Exercise material —
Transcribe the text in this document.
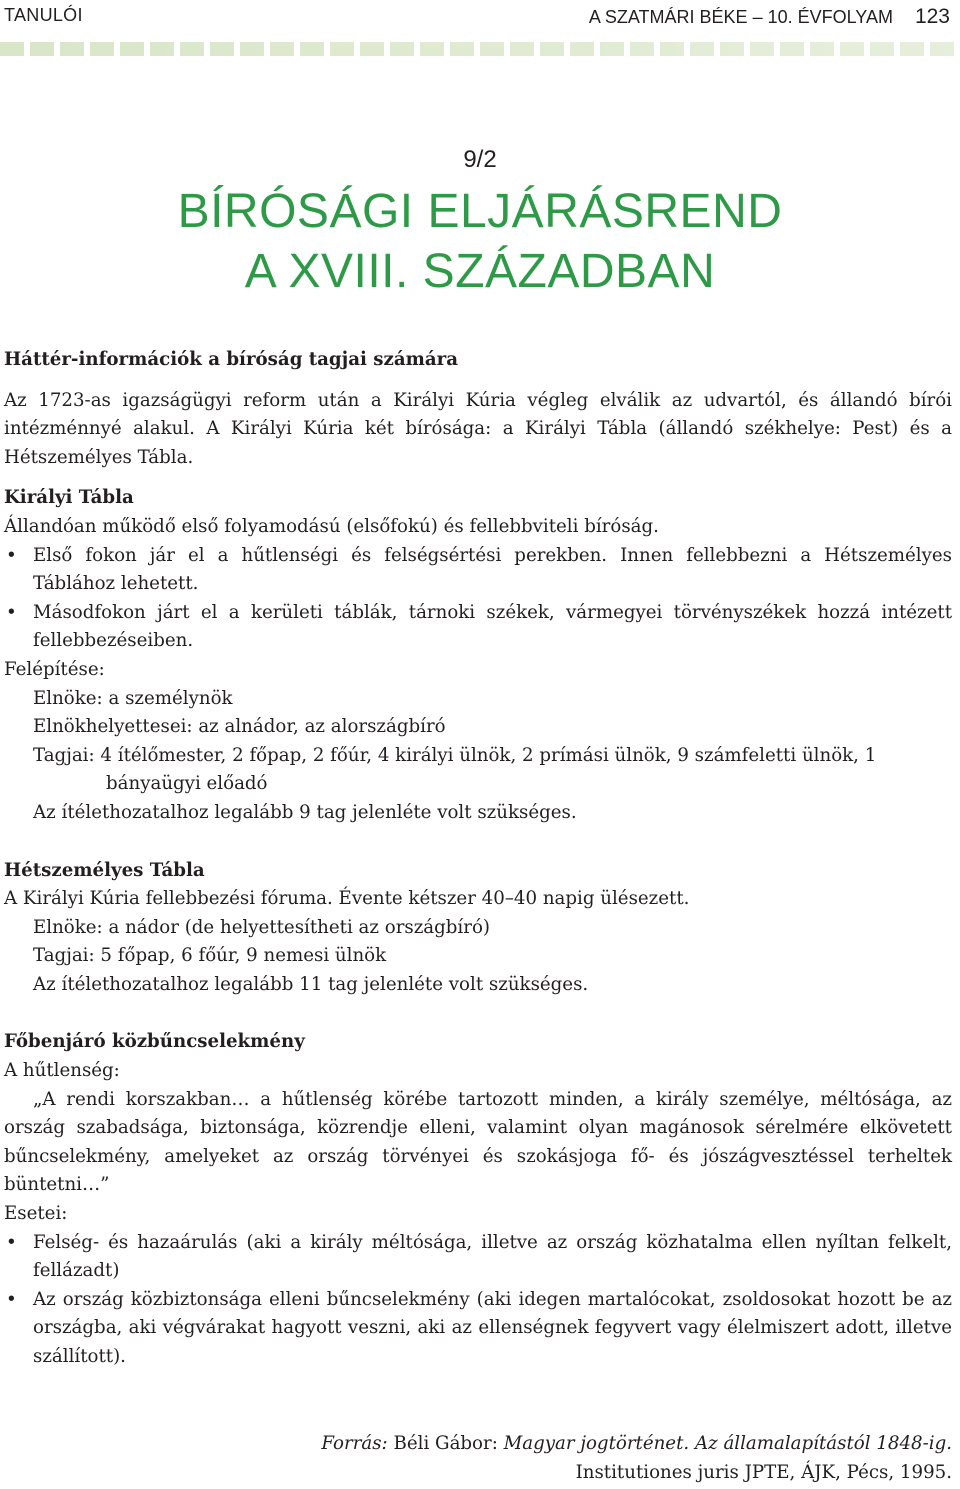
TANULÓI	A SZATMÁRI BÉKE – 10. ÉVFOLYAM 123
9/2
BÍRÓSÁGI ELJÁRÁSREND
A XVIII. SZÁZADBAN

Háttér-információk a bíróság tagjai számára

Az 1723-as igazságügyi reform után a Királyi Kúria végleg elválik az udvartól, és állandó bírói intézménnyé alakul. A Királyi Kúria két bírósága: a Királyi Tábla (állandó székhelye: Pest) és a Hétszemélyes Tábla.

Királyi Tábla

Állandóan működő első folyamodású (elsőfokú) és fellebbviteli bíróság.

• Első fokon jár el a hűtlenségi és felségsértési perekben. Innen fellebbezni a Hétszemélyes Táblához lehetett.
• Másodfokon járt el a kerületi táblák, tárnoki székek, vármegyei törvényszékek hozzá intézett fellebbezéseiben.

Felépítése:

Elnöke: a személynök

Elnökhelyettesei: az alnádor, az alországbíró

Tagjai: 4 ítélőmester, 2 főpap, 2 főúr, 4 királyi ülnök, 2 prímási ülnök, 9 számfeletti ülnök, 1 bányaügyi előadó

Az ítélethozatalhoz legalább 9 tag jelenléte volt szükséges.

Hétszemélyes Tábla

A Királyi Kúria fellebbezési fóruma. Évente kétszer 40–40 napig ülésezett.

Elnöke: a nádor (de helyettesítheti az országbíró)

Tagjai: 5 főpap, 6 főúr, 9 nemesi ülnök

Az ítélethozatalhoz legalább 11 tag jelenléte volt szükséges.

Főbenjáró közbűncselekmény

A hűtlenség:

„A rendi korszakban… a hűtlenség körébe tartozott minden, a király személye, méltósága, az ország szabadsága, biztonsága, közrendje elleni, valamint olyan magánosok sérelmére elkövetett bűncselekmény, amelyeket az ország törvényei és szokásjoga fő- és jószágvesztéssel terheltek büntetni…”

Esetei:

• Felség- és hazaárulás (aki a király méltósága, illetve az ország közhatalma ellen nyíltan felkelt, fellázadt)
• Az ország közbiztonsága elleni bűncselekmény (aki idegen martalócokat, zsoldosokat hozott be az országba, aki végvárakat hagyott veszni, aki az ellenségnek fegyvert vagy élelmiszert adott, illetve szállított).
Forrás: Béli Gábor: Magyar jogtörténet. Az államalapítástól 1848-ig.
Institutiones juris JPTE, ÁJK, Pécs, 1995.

==

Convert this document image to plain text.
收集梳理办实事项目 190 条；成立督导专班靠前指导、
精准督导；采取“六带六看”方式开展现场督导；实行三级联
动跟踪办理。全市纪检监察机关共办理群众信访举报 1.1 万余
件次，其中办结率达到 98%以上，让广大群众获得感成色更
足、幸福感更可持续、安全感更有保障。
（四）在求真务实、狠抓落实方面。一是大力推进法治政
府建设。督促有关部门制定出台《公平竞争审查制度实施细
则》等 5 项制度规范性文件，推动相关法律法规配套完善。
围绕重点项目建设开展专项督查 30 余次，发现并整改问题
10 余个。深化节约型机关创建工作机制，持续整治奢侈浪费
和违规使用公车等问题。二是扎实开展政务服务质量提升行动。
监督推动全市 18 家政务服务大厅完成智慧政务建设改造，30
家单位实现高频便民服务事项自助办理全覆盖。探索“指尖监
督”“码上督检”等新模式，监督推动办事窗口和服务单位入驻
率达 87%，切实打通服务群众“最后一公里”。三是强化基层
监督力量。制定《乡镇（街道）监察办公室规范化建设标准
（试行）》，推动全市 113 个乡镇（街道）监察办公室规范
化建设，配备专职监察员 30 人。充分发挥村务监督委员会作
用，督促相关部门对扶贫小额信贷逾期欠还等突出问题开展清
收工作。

Your instructions — Pick out each line above that includes "főúr" and show it.

Result of this task —
Tagjai: 4 ítélőmester, 2 főpap, 2 főúr, 4 királyi ülnök, 2 prímási ülnök, 9 számfeletti ülnök, 1 bányaügyi előadó
Tagjai: 5 főpap, 6 főúr, 9 nemesi ülnök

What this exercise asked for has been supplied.